(Data entries)
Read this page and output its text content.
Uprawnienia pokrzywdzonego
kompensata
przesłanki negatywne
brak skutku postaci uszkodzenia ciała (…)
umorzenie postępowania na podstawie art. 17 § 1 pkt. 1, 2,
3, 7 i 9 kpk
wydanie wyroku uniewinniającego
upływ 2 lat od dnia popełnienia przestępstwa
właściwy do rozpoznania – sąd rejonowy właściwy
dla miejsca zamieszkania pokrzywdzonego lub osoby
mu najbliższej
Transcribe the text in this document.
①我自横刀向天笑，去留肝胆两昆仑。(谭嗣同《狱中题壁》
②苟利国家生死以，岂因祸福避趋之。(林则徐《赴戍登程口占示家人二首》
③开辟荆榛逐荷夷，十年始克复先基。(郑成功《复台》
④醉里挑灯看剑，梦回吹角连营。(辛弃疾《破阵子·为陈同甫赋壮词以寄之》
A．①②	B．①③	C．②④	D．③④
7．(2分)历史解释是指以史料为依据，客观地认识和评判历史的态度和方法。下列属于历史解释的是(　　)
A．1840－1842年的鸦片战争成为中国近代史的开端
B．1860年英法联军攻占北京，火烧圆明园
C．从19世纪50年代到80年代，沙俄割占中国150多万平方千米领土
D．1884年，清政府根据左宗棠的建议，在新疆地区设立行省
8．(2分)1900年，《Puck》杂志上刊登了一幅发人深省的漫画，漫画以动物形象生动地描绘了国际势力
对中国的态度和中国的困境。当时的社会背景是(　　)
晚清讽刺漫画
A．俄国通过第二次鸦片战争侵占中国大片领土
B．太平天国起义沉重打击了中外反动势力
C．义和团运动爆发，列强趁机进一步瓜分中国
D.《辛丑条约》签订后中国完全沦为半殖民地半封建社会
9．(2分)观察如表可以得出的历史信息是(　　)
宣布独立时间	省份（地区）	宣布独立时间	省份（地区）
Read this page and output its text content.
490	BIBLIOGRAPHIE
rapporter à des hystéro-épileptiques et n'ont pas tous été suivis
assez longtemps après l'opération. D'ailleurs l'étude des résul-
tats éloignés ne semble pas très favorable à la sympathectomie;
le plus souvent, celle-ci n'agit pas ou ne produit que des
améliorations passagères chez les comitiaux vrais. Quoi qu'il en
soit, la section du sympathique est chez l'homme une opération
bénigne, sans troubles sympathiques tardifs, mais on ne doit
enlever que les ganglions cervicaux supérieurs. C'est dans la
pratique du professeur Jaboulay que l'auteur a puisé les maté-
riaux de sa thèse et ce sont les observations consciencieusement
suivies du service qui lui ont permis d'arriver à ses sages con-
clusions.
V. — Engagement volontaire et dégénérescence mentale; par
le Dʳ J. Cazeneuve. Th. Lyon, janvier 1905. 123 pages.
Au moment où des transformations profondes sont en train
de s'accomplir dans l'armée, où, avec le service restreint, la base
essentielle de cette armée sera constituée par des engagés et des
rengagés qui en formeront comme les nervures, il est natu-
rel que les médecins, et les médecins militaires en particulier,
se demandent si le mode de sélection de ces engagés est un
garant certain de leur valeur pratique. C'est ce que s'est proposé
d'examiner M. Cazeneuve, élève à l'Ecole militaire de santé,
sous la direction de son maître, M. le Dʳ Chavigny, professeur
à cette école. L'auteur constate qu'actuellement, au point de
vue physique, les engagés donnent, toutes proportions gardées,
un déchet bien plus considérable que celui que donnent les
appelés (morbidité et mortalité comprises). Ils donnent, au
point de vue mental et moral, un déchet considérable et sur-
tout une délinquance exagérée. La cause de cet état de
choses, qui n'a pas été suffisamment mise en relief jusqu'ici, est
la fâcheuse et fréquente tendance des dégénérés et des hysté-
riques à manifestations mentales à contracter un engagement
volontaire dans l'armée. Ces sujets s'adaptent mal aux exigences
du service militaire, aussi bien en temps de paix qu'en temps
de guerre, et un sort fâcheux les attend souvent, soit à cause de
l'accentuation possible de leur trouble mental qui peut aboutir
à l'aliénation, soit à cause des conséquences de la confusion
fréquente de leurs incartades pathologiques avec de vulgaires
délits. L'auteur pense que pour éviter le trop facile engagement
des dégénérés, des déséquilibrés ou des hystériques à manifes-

- **TASK INSTRUCTIONS**
Extract each line from the entries above that contains the string "chez".

- **EXERCISE ANSWER**
améliorations passagères chez les comitiaux vrais. Quoi qu'il en
soit, la section du sympathique est chez l'homme une opération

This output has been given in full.